Top of EXERCISE MATERIALS
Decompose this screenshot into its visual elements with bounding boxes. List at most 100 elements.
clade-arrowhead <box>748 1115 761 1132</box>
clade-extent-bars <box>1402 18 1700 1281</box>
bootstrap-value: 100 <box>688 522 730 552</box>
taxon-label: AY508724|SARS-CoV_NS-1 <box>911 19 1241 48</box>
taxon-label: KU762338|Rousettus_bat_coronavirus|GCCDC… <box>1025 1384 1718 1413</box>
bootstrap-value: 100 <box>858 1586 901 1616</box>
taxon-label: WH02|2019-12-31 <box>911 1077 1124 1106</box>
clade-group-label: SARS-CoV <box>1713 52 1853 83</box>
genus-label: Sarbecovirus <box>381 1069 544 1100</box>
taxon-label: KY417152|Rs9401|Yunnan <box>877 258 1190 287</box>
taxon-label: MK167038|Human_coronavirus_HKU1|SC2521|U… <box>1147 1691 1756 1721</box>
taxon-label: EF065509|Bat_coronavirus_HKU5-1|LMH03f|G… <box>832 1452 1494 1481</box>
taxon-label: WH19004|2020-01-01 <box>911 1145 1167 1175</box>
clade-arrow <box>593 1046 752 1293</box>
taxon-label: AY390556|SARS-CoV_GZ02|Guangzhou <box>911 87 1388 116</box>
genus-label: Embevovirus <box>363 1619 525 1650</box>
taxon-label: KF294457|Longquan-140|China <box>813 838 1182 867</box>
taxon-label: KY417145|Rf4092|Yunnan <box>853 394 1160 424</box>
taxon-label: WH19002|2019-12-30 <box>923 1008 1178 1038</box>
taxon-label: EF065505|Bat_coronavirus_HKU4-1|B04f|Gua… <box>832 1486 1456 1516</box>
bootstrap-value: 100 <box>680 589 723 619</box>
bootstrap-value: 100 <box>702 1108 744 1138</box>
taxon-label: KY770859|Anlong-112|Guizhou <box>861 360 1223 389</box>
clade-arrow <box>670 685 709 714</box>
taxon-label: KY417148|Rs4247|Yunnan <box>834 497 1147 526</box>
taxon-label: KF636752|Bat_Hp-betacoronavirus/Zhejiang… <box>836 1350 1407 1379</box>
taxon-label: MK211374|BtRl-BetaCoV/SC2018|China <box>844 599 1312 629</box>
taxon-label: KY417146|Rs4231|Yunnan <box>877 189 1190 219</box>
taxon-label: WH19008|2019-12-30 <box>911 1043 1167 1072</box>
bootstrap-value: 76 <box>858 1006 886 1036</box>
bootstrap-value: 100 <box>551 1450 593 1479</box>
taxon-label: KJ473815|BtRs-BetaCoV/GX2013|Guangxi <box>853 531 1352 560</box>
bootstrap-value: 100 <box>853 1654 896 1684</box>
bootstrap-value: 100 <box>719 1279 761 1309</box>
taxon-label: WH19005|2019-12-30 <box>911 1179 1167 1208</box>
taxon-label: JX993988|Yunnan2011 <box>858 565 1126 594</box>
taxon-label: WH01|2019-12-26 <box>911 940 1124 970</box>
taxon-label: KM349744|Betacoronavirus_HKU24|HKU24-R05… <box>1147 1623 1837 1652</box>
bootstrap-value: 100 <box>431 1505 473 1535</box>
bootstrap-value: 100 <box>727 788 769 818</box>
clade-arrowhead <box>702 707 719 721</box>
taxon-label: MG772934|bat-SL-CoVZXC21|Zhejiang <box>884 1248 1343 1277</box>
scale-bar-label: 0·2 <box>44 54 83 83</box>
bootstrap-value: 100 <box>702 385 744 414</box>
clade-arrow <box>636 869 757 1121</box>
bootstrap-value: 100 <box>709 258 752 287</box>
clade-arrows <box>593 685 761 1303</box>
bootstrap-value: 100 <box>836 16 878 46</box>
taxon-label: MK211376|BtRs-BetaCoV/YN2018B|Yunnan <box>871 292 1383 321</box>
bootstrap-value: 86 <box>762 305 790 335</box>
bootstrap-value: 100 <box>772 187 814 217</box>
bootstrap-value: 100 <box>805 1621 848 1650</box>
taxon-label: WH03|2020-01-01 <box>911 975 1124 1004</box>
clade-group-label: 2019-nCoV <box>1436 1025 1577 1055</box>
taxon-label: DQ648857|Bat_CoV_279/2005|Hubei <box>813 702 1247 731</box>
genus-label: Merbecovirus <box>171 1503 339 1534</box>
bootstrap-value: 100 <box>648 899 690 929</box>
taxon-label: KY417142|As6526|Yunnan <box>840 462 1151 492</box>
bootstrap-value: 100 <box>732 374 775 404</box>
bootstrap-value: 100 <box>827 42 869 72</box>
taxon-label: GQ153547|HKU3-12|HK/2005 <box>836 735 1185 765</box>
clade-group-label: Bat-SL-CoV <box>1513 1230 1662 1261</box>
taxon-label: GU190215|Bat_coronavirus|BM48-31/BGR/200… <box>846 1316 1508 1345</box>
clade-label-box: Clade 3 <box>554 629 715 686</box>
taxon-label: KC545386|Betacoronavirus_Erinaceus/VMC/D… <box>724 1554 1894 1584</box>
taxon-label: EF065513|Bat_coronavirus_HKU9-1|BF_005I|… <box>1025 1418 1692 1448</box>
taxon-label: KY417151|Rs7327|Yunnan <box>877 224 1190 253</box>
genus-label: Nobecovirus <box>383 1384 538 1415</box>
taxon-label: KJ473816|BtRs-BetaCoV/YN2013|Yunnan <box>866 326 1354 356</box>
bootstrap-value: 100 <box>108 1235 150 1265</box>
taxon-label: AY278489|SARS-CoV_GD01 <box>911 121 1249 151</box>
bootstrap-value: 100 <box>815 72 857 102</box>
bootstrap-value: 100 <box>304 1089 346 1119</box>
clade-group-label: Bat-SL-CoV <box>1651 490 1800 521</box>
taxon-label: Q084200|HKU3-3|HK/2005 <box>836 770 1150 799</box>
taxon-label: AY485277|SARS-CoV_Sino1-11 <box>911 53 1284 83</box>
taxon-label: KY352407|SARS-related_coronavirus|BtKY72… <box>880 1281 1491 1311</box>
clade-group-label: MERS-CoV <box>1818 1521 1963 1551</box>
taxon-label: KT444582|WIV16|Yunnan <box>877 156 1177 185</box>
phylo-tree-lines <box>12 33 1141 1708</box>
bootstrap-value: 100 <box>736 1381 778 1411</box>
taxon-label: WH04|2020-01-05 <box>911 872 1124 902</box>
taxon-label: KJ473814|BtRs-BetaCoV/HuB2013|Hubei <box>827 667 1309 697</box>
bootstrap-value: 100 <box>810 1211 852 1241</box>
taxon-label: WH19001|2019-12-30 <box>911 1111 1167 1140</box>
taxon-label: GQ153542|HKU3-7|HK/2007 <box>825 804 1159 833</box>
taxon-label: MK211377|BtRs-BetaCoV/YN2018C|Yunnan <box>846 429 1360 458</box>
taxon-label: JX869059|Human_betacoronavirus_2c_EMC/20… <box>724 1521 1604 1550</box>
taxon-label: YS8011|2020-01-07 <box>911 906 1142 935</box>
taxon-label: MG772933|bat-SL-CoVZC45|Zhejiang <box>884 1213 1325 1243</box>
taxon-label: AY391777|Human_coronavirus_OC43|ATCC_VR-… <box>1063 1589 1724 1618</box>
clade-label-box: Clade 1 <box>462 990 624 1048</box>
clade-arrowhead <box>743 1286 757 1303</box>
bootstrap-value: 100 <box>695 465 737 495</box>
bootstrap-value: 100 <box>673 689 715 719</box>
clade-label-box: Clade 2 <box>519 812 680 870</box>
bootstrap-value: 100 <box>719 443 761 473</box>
Bottom of EXERCISE MATERIALS
**WORK REQUEST**
Search the records for the string "SARS" and return every line in which it occurs.

**ANSWER FOR THIS EXERCISE**
taxon-label: AY508724|SARS-CoV_NS-1 <box>911 19 1241 48</box>
clade-group-label: SARS-CoV <box>1713 52 1853 83</box>
taxon-label: AY390556|SARS-CoV_GZ02|Guangzhou <box>911 87 1388 116</box>
taxon-label: AY278489|SARS-CoV_GD01 <box>911 121 1249 151</box>
taxon-label: AY485277|SARS-CoV_Sino1-11 <box>911 53 1284 83</box>
taxon-label: KY352407|SARS-related_coronavirus|BtKY72… <box>880 1281 1491 1311</box>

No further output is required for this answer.